WRITTEN TASK:
Gather all lines in the records below that include the word "Data".

EXTRACTED RECORDS:
──────────────────────────────

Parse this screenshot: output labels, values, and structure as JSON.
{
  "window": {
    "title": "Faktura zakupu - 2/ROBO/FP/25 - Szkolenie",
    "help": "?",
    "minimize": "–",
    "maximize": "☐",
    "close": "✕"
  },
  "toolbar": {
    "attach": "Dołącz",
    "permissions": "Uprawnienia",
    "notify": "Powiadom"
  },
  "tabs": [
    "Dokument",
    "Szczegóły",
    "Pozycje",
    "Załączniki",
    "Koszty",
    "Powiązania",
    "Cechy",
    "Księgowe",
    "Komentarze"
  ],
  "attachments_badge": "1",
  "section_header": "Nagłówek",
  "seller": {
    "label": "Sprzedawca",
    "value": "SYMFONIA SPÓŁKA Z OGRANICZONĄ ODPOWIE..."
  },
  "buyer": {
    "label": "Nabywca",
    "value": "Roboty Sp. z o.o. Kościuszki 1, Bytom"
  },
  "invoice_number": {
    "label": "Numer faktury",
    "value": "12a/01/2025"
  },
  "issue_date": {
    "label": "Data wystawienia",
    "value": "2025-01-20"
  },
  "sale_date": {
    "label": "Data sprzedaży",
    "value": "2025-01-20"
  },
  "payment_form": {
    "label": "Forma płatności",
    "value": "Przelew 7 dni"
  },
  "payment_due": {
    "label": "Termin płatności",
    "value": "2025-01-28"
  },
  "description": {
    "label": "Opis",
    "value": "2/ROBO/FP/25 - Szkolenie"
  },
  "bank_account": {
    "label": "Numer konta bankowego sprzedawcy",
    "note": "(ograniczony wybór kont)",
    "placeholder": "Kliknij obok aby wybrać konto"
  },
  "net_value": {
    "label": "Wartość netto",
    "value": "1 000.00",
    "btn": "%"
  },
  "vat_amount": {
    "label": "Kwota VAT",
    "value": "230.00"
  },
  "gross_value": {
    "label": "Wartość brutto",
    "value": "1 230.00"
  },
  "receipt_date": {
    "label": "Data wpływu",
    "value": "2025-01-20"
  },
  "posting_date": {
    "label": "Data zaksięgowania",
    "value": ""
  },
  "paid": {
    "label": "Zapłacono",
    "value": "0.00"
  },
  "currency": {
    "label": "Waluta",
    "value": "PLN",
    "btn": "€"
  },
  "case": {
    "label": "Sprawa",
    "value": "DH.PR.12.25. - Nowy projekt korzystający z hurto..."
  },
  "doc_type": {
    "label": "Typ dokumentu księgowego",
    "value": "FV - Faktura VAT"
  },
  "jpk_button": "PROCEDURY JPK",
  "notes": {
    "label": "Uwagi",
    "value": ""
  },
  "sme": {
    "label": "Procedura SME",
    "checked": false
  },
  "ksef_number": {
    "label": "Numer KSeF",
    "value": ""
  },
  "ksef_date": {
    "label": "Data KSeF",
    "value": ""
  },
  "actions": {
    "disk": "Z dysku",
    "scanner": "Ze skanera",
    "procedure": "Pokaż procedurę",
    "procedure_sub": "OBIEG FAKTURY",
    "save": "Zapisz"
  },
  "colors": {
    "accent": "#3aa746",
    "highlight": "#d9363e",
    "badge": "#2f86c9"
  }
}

──────────────────────────────

OUTPUT BELOW:
    "label": "Data wystawienia",
    "label": "Data sprzedaży",
    "label": "Data wpływu",
    "label": "Data zaksięgowania",
    "label": "Data KSeF",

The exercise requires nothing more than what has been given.